### Instructions to follow
Return each line of the data that contains the string "text", matching case exactly.

-- -- --

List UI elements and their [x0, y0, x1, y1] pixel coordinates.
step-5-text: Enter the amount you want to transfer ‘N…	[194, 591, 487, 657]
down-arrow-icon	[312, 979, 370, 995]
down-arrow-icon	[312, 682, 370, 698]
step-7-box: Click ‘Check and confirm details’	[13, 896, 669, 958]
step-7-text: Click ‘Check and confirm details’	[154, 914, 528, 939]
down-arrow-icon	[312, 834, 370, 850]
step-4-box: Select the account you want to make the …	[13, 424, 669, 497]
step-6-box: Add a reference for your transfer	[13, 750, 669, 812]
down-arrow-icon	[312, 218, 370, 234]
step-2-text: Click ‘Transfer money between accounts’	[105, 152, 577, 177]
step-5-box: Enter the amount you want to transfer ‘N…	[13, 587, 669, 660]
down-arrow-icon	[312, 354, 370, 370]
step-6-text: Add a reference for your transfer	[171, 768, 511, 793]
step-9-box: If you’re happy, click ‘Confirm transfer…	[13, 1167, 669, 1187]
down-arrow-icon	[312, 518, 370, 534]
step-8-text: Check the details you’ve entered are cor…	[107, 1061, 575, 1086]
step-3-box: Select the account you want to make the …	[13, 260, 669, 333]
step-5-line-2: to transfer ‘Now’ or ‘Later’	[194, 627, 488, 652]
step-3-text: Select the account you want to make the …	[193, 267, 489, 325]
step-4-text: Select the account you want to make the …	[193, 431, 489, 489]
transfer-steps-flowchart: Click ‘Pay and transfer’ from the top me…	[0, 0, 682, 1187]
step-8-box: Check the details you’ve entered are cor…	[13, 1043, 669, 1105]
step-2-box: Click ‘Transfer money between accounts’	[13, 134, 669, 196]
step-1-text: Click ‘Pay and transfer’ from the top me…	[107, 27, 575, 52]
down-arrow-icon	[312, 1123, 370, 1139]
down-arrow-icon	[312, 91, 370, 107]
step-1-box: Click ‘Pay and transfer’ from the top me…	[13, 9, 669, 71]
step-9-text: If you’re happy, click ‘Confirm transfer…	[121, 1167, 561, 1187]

-- -- --

### Expected answer
step-5-text: Enter the amount you want to transfer ‘N…	[194, 591, 487, 657]
step-7-text: Click ‘Check and confirm details’	[154, 914, 528, 939]
step-2-text: Click ‘Transfer money between accounts’	[105, 152, 577, 177]
step-6-text: Add a reference for your transfer	[171, 768, 511, 793]
step-8-text: Check the details you’ve entered are cor…	[107, 1061, 575, 1086]
step-3-text: Select the account you want to make the …	[193, 267, 489, 325]
step-4-text: Select the account you want to make the …	[193, 431, 489, 489]
step-1-text: Click ‘Pay and transfer’ from the top me…	[107, 27, 575, 52]
step-9-text: If you’re happy, click ‘Confirm transfer…	[121, 1167, 561, 1187]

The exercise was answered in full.